# Start of Records for processing

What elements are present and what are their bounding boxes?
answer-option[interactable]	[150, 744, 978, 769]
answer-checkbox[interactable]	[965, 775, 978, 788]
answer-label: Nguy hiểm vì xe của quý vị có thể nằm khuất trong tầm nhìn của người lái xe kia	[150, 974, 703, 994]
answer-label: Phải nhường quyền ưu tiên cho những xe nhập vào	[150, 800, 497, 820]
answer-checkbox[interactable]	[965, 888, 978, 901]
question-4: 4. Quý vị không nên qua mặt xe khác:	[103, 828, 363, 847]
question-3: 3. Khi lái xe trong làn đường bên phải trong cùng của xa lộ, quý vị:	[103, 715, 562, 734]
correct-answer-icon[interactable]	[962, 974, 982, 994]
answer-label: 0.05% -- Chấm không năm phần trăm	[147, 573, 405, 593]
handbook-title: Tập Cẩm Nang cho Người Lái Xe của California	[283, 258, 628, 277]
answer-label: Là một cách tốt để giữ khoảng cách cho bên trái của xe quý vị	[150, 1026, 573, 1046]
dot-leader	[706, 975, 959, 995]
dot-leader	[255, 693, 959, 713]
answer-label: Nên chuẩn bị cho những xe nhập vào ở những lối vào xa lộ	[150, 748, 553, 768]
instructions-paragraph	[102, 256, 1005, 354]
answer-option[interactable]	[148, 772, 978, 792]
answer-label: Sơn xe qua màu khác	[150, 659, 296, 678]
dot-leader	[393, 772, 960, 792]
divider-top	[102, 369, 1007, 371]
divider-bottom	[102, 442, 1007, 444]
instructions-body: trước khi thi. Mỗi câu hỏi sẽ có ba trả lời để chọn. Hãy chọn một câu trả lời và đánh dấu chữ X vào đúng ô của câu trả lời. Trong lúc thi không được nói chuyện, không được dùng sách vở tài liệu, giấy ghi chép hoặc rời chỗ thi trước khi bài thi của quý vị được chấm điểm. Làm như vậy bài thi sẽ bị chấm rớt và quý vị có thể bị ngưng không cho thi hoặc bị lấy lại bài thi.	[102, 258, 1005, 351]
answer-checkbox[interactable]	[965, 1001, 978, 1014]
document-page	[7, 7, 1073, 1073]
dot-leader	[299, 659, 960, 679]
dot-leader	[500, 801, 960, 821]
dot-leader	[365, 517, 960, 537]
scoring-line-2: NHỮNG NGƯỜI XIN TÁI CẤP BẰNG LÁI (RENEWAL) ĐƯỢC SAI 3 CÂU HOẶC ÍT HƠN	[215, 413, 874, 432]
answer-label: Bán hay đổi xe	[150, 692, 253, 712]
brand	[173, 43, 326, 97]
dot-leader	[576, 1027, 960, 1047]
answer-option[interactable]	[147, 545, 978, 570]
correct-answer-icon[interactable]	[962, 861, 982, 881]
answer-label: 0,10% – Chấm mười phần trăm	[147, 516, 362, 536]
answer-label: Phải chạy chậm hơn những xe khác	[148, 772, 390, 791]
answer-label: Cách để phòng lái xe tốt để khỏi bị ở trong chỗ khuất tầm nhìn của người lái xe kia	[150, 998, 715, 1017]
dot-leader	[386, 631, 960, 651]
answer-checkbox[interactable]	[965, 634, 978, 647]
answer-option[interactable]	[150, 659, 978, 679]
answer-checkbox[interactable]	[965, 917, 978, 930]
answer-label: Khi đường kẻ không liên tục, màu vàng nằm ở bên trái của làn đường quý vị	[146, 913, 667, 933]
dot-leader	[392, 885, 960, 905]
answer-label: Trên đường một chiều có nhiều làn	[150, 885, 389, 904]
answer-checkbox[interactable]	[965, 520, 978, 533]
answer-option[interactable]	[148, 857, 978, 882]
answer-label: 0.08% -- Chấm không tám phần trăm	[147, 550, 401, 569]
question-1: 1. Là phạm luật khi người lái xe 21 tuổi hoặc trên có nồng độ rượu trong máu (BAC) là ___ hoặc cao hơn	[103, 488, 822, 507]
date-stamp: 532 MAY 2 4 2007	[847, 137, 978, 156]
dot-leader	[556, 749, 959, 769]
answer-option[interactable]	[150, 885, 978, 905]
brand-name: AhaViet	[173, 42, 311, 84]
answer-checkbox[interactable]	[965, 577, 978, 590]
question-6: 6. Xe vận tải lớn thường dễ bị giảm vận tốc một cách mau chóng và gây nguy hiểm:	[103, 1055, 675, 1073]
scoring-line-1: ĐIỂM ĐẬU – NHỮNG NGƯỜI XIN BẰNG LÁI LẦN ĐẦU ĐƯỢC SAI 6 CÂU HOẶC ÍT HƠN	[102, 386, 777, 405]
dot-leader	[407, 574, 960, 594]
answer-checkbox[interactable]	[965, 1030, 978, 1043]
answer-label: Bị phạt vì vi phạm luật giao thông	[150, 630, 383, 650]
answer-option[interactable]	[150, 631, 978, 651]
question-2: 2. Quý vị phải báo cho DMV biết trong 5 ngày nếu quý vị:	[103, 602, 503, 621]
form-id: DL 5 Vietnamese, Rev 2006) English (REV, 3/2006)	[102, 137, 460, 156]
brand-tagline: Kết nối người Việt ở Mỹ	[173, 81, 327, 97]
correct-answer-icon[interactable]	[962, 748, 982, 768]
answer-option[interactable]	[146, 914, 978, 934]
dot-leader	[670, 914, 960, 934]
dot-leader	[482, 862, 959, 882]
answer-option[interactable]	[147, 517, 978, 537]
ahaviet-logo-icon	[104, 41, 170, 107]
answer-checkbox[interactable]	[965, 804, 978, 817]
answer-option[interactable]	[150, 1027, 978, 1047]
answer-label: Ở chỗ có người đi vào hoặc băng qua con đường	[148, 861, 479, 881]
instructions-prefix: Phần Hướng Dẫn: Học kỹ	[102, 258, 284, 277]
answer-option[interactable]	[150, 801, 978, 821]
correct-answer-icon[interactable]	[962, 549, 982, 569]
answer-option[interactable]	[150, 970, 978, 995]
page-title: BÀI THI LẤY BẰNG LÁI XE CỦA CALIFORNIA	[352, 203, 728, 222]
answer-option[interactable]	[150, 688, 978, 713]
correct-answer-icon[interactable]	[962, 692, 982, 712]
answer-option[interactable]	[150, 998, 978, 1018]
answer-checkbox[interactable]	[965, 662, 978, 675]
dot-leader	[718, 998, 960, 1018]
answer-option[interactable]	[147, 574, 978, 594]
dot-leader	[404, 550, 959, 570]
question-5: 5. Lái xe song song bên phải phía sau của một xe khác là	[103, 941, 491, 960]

# End of Records for processing

Exercise objective → Arrange all of the data above as a numbered list, omitting any blank lines.

Exercise solution →
1. What elements are present and what are their bounding boxes?
2. answer-option[interactable]	[150, 744, 978, 769]
3. answer-checkbox[interactable]	[965, 775, 978, 788]
4. answer-label: Nguy hiểm vì xe của quý vị có thể nằm khuất trong tầm nhìn của người lái xe kia	[150, 974, 703, 994]
5. answer-label: Phải nhường quyền ưu tiên cho những xe nhập vào	[150, 800, 497, 820]
6. answer-checkbox[interactable]	[965, 888, 978, 901]
7. question-4: 4. Quý vị không nên qua mặt xe khác:	[103, 828, 363, 847]
8. question-3: 3. Khi lái xe trong làn đường bên phải trong cùng của xa lộ, quý vị:	[103, 715, 562, 734]
9. correct-answer-icon[interactable]	[962, 974, 982, 994]
10. answer-label: 0.05% -- Chấm không năm phần trăm	[147, 573, 405, 593]
11. handbook-title: Tập Cẩm Nang cho Người Lái Xe của California	[283, 258, 628, 277]
12. answer-label: Là một cách tốt để giữ khoảng cách cho bên trái của xe quý vị	[150, 1026, 573, 1046]
13. dot-leader	[706, 975, 959, 995]
14. dot-leader	[255, 693, 959, 713]
15. answer-label: Nên chuẩn bị cho những xe nhập vào ở những lối vào xa lộ	[150, 748, 553, 768]
16. instructions-paragraph	[102, 256, 1005, 354]
17. answer-option[interactable]	[148, 772, 978, 792]
18. answer-label: Sơn xe qua màu khác	[150, 659, 296, 678]
19. dot-leader	[393, 772, 960, 792]
20. divider-top	[102, 369, 1007, 371]
21. divider-bottom	[102, 442, 1007, 444]
22. instructions-body: trước khi thi. Mỗi câu hỏi sẽ có ba trả lời để chọn. Hãy chọn một câu trả lời và đánh dấu chữ X vào đúng ô của câu trả lời. Trong lúc thi không được nói chuyện, không được dùng sách vở tài liệu, giấy ghi chép hoặc rời chỗ thi trước khi bài thi của quý vị được chấm điểm. Làm như vậy bài thi sẽ bị chấm rớt và quý vị có thể bị ngưng không cho thi hoặc bị lấy lại bài thi.	[102, 258, 1005, 351]
23. answer-checkbox[interactable]	[965, 1001, 978, 1014]
24. document-page	[7, 7, 1073, 1073]
25. dot-leader	[299, 659, 960, 679]
26. dot-leader	[500, 801, 960, 821]
27. dot-leader	[365, 517, 960, 537]
28. scoring-line-2: NHỮNG NGƯỜI XIN TÁI CẤP BẰNG LÁI (RENEWAL) ĐƯỢC SAI 3 CÂU HOẶC ÍT HƠN	[215, 413, 874, 432]
29. answer-label: Bán hay đổi xe	[150, 692, 253, 712]
30. brand	[173, 43, 326, 97]
31. dot-leader	[576, 1027, 960, 1047]
32. answer-option[interactable]	[147, 545, 978, 570]
33. correct-answer-icon[interactable]	[962, 861, 982, 881]
34. answer-label: 0,10% – Chấm mười phần trăm	[147, 516, 362, 536]
35. answer-label: Phải chạy chậm hơn những xe khác	[148, 772, 390, 791]
36. answer-label: Cách để phòng lái xe tốt để khỏi bị ở trong chỗ khuất tầm nhìn của người lái xe kia	[150, 998, 715, 1017]
37. dot-leader	[386, 631, 960, 651]
38. answer-checkbox[interactable]	[965, 634, 978, 647]
39. answer-option[interactable]	[150, 659, 978, 679]
40. answer-checkbox[interactable]	[965, 917, 978, 930]
41. answer-label: Khi đường kẻ không liên tục, màu vàng nằm ở bên trái của làn đường quý vị	[146, 913, 667, 933]
42. dot-leader	[392, 885, 960, 905]
43. answer-label: Trên đường một chiều có nhiều làn	[150, 885, 389, 904]
44. answer-checkbox[interactable]	[965, 520, 978, 533]
45. answer-option[interactable]	[148, 857, 978, 882]
46. answer-label: 0.08% -- Chấm không tám phần trăm	[147, 550, 401, 569]
47. question-1: 1. Là phạm luật khi người lái xe 21 tuổi hoặc trên có nồng độ rượu trong máu (BAC) là ___ hoặc cao hơn	[103, 488, 822, 507]
48. date-stamp: 532 MAY 2 4 2007	[847, 137, 978, 156]
49. dot-leader	[556, 749, 959, 769]
50. answer-option[interactable]	[150, 885, 978, 905]
51. brand-name: AhaViet	[173, 42, 311, 84]
52. answer-checkbox[interactable]	[965, 577, 978, 590]
53. question-6: 6. Xe vận tải lớn thường dễ bị giảm vận tốc một cách mau chóng và gây nguy hiểm:	[103, 1055, 675, 1073]
54. scoring-line-1: ĐIỂM ĐẬU – NHỮNG NGƯỜI XIN BẰNG LÁI LẦN ĐẦU ĐƯỢC SAI 6 CÂU HOẶC ÍT HƠN	[102, 386, 777, 405]
55. dot-leader	[407, 574, 960, 594]
56. answer-checkbox[interactable]	[965, 1030, 978, 1043]
57. answer-label: Bị phạt vì vi phạm luật giao thông	[150, 630, 383, 650]
58. answer-option[interactable]	[150, 631, 978, 651]
59. question-2: 2. Quý vị phải báo cho DMV biết trong 5 ngày nếu quý vị:	[103, 602, 503, 621]
60. form-id: DL 5 Vietnamese, Rev 2006) English (REV, 3/2006)	[102, 137, 460, 156]
61. brand-tagline: Kết nối người Việt ở Mỹ	[173, 81, 327, 97]
62. correct-answer-icon[interactable]	[962, 748, 982, 768]
63. answer-option[interactable]	[146, 914, 978, 934]
64. dot-leader	[670, 914, 960, 934]
65. dot-leader	[482, 862, 959, 882]
66. answer-option[interactable]	[147, 517, 978, 537]
67. ahaviet-logo-icon	[104, 41, 170, 107]
68. answer-checkbox[interactable]	[965, 804, 978, 817]
69. answer-option[interactable]	[150, 1027, 978, 1047]
70. answer-label: Ở chỗ có người đi vào hoặc băng qua con đường	[148, 861, 479, 881]
71. instructions-prefix: Phần Hướng Dẫn: Học kỹ	[102, 258, 284, 277]
72. answer-option[interactable]	[150, 801, 978, 821]
73. correct-answer-icon[interactable]	[962, 549, 982, 569]
74. answer-option[interactable]	[150, 970, 978, 995]
75. page-title: BÀI THI LẤY BẰNG LÁI XE CỦA CALIFORNIA	[352, 203, 728, 222]
76. answer-option[interactable]	[150, 688, 978, 713]
77. correct-answer-icon[interactable]	[962, 692, 982, 712]
78. answer-option[interactable]	[150, 998, 978, 1018]
79. answer-checkbox[interactable]	[965, 662, 978, 675]
80. dot-leader	[718, 998, 960, 1018]
81. answer-option[interactable]	[147, 574, 978, 594]
82. dot-leader	[404, 550, 959, 570]
83. question-5: 5. Lái xe song song bên phải phía sau của một xe khác là	[103, 941, 491, 960]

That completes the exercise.